* [SOURCE DOCUMENT]
****************
Invoice Factoring Costs

The base cost (without additional fees) of an invoice factor depends on two things:

  1. Discount Rate (or Factor Rate): The discount rate is the primary cost of borrowing money from the factor and is typically charged on a weekly or monthly basis. The industry range is 0.5 percent to 5 percent of the invoice value per month. Many factors have a tiered system for their discount rates, so the more you factor in a month, the lower your discount rate is.
  2. Length of Factoring Period (time it takes your customer to pay): Discount rates are charged at regular intervals (usually weekly or monthly), so the length of time it takes for the customer to pay your invoice will determine your cost.

Some factors charge additional fees other than the discount rate. Some “hidden fees” to watch out for are:

  • Origination Fees: Upfront costs associated with initiating a new factoring relationship and opening your account; these could be up to $1,000.
  • Incremental Fee: If your discount rate is a flat fee, then you may be charged an incremental fee to increase the total discount paid to the factor as an invoice ages. This fee can range from 0.35 percent to 1 percent.
  • Service Fee or Lockbox Fee: This is a flat fee that your factor may charge you to keep a lockbox (like a designated account for the factored invoices to be paid) open for your customers to pay their invoices to. It can range from $50 to $500 per month.
  • Collection or Overdue Fees: Your factor may charge you for their efforts required in collecting past due payments from your customers. Some will even charge you a flat fee for any payment that becomes past due. These fees vary greatly by factor and could be nothing to a few thousand dollars.
  • Unused Line Fee: Charged for the unused portion of a factoring facility for a given month. It is typically stated as a percentage and charged on a monthly basis. It can range from 0.15 percent to 0.5 percent.
  • Monthly Minimum Volume Fee: In the event you don’t generate a certain level of fees for your factor in a given month, they may charge you a fee up to $1,000.
  • Renewal Fee: An annual fee applied after every full year the line is open. Could be up to 1 percent of the factoring facility size.
  • ACH Transaction Fee: A fee of $5 to $30 that is charged for every advance or disbursement issued from the factor to you.
  • Wire Fee: Charged if you request to receive a wire instead of an ACH, which is the preferred method of payment by most factors. The factor passes on the charge from their bank to you, typically $15 to $50.
****************
* [DATASET EXCERPTS]
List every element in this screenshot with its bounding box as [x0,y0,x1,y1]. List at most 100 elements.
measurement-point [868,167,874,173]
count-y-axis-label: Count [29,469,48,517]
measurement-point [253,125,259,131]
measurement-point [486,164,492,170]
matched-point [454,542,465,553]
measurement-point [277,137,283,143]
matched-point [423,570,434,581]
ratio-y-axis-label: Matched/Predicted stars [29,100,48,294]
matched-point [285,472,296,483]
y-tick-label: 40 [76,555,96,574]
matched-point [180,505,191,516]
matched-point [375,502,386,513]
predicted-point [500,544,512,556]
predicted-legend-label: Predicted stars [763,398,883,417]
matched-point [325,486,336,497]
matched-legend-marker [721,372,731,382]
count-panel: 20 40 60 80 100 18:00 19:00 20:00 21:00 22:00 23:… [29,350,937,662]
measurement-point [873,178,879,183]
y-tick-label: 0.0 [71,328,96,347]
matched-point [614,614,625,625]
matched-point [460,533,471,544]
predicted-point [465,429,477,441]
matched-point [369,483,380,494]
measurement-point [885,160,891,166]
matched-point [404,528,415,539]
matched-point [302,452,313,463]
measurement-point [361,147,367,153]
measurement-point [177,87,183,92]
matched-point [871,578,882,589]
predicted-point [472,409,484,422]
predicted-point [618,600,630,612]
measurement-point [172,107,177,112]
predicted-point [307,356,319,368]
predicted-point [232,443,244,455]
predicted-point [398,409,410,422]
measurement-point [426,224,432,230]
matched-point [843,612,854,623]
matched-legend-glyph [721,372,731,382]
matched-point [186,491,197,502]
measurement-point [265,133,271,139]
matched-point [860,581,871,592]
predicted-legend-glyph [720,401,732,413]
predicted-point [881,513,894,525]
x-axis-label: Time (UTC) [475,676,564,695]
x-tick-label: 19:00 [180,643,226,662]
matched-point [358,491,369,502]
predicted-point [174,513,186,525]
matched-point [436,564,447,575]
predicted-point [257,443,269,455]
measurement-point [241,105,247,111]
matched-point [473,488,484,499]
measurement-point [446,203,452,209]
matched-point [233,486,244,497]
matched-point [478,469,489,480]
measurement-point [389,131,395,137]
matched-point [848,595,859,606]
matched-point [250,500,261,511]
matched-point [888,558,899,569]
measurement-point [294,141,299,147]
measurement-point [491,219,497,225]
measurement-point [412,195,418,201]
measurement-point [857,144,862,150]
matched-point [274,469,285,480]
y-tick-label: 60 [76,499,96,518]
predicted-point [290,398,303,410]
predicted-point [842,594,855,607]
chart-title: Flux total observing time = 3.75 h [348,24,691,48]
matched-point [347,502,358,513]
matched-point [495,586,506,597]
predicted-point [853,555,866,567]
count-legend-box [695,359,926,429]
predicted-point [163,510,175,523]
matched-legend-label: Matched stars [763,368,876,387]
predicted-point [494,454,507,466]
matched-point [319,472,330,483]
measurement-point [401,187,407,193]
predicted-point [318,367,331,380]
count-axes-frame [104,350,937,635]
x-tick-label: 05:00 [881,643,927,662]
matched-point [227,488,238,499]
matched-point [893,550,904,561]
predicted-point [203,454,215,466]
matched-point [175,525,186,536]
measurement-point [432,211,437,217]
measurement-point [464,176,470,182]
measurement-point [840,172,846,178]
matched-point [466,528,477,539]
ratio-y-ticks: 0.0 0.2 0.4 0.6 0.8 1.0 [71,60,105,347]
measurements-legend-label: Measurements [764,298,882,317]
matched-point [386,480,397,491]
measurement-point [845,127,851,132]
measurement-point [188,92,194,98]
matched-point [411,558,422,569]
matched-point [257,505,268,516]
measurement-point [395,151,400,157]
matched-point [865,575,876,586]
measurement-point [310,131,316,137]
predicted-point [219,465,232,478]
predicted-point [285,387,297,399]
****************
* [WORK TO COMPLETE]
[a] Rewrite the stretch of the invoice factoring text from "2. Length of" through "be up to $1,000.", changing "Origination Fees" to "Setup Fees".
[b] Write what comes next in the text on invoice factoring costs, after its final line.

* [RESULTS]
[a]
2. Length of Factoring Period (time it takes your customer to pay): Discount rates are charged at regular intervals (usually weekly or monthly), so the length of time it takes for the customer to pay your invoice will determine your cost.

Some factors charge additional fees other than the discount rate. Some “hidden fees” to watch out for are:

  • Setup Fees: Upfront costs associated with initiating a new factoring relationship and opening your account; these could be up to $1,000.

[b]
  • Credit Check Fees: These are small in comparison to the other fees, but your factor may pass the cost on to you for any credit checks they need on you or your customers.

Because of the amount of different fees that you could be charged, it’s important to:

  1. Ask each factor company you are interested in working with for a breakdown of their fees.
  2. Carefully review your factoring contract (with the assistance of an attorney, if needed).
  3. Compare different factoring proposals before signing on the dotted line.

How to Choose the Right Invoice Factoring Company

There are over 700 factoring companies in the United States. There is tremendous variety in the services they offer, how they conduct their business, and what they charge. Do your research carefully so that you don’t end up with unintended costs or consequences. Here are the things to consider when shopping around:

Time to Get Funding

The speed of getting money may matter to you more than anything else if you’re depending on it to make payroll or buy something essential for your business.

The time frame for you to be funded using invoice factoring is comparable to getting a short-term loan, but it varies by factor. You can generally qualify within two to seven days, and be funded in one to three business days after that.

Recourse vs. Non-Recourse Factoring

One of the most important concepts to understand when considering invoice factoring is recourse factoring vs. non-recourse factoring. This tells you what happens if your customers don’t pay the invoice on time.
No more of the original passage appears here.